Task to carry out: Can you rewrite the material as a numbered list, starting at its first line and ending at the line that contains "stats-panel: insg. telefonierte", leaving out any blank lines?

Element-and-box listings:
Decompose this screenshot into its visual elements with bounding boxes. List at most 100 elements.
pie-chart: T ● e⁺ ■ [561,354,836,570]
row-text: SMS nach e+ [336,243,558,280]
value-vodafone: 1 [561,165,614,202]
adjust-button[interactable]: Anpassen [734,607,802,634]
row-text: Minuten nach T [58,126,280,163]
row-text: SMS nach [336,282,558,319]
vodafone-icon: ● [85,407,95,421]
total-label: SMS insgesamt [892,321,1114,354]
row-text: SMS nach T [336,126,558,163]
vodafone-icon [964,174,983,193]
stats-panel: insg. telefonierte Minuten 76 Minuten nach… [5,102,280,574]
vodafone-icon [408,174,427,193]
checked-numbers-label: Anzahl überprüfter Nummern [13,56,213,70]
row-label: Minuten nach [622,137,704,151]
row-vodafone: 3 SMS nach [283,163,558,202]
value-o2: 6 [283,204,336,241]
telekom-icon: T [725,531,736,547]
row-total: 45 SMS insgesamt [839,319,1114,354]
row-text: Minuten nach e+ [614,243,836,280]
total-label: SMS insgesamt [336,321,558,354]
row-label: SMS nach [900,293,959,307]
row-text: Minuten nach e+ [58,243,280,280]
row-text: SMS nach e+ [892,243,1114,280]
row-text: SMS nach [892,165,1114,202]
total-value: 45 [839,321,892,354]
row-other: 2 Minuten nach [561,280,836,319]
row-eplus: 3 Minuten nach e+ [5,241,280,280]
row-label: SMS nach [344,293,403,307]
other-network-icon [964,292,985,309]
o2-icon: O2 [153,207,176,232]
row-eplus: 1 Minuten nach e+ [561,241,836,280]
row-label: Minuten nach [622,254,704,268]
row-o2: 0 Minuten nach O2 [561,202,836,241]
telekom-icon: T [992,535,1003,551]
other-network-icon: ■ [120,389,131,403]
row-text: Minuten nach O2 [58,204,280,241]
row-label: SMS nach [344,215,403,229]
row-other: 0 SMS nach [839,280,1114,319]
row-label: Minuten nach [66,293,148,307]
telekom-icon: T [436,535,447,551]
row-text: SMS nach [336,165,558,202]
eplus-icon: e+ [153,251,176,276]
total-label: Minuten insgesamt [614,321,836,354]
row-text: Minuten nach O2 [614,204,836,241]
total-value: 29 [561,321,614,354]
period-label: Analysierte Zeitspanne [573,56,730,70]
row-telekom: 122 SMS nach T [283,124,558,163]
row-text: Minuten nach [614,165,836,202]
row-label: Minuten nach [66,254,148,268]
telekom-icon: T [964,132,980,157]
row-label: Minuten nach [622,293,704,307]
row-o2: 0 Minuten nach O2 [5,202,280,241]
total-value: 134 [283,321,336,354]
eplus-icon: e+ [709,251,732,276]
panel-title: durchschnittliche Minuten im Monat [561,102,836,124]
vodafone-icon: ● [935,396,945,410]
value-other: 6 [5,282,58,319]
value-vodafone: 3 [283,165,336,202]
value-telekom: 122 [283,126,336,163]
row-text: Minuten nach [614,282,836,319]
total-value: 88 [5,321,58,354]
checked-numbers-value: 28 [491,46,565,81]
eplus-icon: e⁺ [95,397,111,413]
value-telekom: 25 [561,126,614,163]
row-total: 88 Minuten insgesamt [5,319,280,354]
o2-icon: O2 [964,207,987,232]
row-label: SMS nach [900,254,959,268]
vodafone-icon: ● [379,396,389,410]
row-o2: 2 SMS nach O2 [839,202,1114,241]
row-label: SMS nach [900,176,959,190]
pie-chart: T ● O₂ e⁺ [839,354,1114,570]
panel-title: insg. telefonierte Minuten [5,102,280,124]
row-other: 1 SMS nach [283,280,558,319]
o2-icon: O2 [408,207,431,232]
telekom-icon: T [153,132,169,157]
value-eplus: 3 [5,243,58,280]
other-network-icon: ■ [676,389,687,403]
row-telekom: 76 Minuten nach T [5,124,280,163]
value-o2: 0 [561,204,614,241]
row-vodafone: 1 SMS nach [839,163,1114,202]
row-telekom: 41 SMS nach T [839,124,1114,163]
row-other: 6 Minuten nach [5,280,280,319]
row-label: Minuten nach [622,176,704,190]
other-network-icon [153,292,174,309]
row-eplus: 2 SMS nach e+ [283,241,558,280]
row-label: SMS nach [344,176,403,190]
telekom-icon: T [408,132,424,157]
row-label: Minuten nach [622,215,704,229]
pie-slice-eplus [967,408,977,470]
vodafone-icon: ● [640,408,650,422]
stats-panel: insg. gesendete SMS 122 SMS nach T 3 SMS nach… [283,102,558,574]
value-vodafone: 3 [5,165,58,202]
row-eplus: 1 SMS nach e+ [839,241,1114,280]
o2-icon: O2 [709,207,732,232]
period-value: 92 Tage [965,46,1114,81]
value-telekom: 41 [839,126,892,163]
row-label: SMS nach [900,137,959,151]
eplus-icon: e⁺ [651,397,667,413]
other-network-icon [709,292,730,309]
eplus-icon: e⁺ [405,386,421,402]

Exercise result:
1. Decompose this screenshot into its visual elements with bounding boxes. List at most 100 elements.
2. pie-chart: T ● e⁺ ■ [561,354,836,570]
3. row-text: SMS nach e+ [336,243,558,280]
4. value-vodafone: 1 [561,165,614,202]
5. adjust-button[interactable]: Anpassen [734,607,802,634]
6. row-text: Minuten nach T [58,126,280,163]
7. row-text: SMS nach [336,282,558,319]
8. vodafone-icon: ● [85,407,95,421]
9. total-label: SMS insgesamt [892,321,1114,354]
10. row-text: SMS nach T [336,126,558,163]
11. vodafone-icon [964,174,983,193]
12. stats-panel: insg. telefonierte Minuten 76 Minuten nach… [5,102,280,574]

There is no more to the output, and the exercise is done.